**The exercise:**
Your task is to print the material below exactly as presented.

**Listing:**
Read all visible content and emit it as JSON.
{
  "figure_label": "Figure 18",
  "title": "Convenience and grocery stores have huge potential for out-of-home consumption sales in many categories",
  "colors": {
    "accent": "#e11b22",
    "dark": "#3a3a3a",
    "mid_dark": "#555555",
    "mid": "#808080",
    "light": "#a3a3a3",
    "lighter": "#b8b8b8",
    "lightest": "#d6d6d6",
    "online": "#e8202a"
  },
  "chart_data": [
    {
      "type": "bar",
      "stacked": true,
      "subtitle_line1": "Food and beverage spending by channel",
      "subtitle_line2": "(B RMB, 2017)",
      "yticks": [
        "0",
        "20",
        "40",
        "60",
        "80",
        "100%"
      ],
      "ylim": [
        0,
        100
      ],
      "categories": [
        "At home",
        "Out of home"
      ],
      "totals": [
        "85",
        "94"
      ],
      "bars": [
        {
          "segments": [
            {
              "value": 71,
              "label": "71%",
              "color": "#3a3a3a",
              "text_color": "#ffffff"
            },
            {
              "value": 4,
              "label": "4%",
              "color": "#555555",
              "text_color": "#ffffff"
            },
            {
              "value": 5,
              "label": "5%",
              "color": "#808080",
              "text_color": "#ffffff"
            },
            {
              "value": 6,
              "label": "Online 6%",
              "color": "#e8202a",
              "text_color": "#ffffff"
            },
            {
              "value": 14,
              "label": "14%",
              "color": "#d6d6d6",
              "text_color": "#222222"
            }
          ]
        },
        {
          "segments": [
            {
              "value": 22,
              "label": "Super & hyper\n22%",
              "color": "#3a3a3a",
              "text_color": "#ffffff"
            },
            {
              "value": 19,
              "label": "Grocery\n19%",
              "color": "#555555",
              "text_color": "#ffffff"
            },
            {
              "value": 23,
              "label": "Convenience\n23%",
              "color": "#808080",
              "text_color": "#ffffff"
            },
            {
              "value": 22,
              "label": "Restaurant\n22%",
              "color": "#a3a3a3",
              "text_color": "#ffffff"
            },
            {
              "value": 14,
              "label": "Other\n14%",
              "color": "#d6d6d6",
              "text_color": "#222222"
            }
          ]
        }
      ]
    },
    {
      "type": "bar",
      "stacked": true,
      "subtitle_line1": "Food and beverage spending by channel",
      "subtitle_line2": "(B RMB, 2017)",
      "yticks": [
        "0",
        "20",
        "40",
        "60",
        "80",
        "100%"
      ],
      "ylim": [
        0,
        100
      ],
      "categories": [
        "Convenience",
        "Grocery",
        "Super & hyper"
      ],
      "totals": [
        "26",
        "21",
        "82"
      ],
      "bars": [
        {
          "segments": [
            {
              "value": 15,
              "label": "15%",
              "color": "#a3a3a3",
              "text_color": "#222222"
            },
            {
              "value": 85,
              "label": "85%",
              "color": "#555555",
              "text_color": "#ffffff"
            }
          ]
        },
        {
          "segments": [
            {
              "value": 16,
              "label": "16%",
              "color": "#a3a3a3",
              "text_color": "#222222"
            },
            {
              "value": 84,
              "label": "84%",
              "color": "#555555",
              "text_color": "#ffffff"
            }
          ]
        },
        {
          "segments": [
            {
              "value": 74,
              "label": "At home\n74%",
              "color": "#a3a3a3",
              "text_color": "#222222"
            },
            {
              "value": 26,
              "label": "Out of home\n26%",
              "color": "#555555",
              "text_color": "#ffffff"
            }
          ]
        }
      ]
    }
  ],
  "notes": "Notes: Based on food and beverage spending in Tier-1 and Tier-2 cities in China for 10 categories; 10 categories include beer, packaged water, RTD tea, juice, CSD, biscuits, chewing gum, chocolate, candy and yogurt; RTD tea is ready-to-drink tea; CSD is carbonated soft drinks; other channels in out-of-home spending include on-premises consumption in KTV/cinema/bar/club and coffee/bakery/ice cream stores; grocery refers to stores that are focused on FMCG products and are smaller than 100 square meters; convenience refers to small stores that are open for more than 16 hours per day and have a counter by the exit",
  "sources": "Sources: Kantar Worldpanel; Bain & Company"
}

**Solution to the problem:**
Read all visible content and emit it as JSON.
{
  "figure_label": "Figure 18",
  "title": "Convenience and grocery stores have huge potential for out-of-home consumption sales in many categories",
  "colors": {
    "accent": "#e11b22",
    "dark": "#3a3a3a",
    "mid_dark": "#555555",
    "mid": "#808080",
    "light": "#a3a3a3",
    "lighter": "#b8b8b8",
    "lightest": "#d6d6d6",
    "online": "#e8202a"
  },
  "chart_data": [
    {
      "type": "bar",
      "stacked": true,
      "subtitle_line1": "Food and beverage spending by channel",
      "subtitle_line2": "(B RMB, 2017)",
      "yticks": [
        "0",
        "20",
        "40",
        "60",
        "80",
        "100%"
      ],
      "ylim": [
        0,
        100
      ],
      "categories": [
        "At home",
        "Out of home"
      ],
      "totals": [
        "85",
        "94"
      ],
      "bars": [
        {
          "segments": [
            {
              "value": 71,
              "label": "71%",
              "color": "#3a3a3a",
              "text_color": "#ffffff"
            },
            {
              "value": 4,
              "label": "4%",
              "color": "#555555",
              "text_color": "#ffffff"
            },
            {
              "value": 5,
              "label": "5%",
              "color": "#808080",
              "text_color": "#ffffff"
            },
            {
              "value": 6,
              "label": "Online 6%",
              "color": "#e8202a",
              "text_color": "#ffffff"
            },
            {
              "value": 14,
              "label": "14%",
              "color": "#d6d6d6",
              "text_color": "#222222"
            }
          ]
        },
        {
          "segments": [
            {
              "value": 22,
              "label": "Super & hyper\n22%",
              "color": "#3a3a3a",
              "text_color": "#ffffff"
            },
            {
              "value": 19,
              "label": "Grocery\n19%",
              "color": "#555555",
              "text_color": "#ffffff"
            },
            {
              "value": 23,
              "label": "Convenience\n23%",
              "color": "#808080",
              "text_color": "#ffffff"
            },
            {
              "value": 22,
              "label": "Restaurant\n22%",
              "color": "#a3a3a3",
              "text_color": "#ffffff"
            },
            {
              "value": 14,
              "label": "Other\n14%",
              "color": "#d6d6d6",
              "text_color": "#222222"
            }
          ]
        }
      ]
    },
    {
      "type": "bar",
      "stacked": true,
      "subtitle_line1": "Food and beverage spending by channel",
      "subtitle_line2": "(B RMB, 2017)",
      "yticks": [
        "0",
        "20",
        "40",
        "60",
        "80",
        "100%"
      ],
      "ylim": [
        0,
        100
      ],
      "categories": [
        "Convenience",
        "Grocery",
        "Super & hyper"
      ],
      "totals": [
        "26",
        "21",
        "82"
      ],
      "bars": [
        {
          "segments": [
            {
              "value": 15,
              "label": "15%",
              "color": "#a3a3a3",
              "text_color": "#222222"
            },
            {
              "value": 85,
              "label": "85%",
              "color": "#555555",
              "text_color": "#ffffff"
            }
          ]
        },
        {
          "segments": [
            {
              "value": 16,
              "label": "16%",
              "color": "#a3a3a3",
              "text_color": "#222222"
            },
            {
              "value": 84,
              "label": "84%",
              "color": "#555555",
              "text_color": "#ffffff"
            }
          ]
        },
        {
          "segments": [
            {
              "value": 74,
              "label": "At home\n74%",
              "color": "#a3a3a3",
              "text_color": "#222222"
            },
            {
              "value": 26,
              "label": "Out of home\n26%",
              "color": "#555555",
              "text_color": "#ffffff"
            }
          ]
        }
      ]
    }
  ],
  "notes": "Notes: Based on food and beverage spending in Tier-1 and Tier-2 cities in China for 10 categories; 10 categories include beer, packaged water, RTD tea, juice, CSD, biscuits, chewing gum, chocolate, candy and yogurt; RTD tea is ready-to-drink tea; CSD is carbonated soft drinks; other channels in out-of-home spending include on-premises consumption in KTV/cinema/bar/club and coffee/bakery/ice cream stores; grocery refers to stores that are focused on FMCG products and are smaller than 100 square meters; convenience refers to small stores that are open for more than 16 hours per day and have a counter by the exit",
  "sources": "Sources: Kantar Worldpanel; Bain & Company"
}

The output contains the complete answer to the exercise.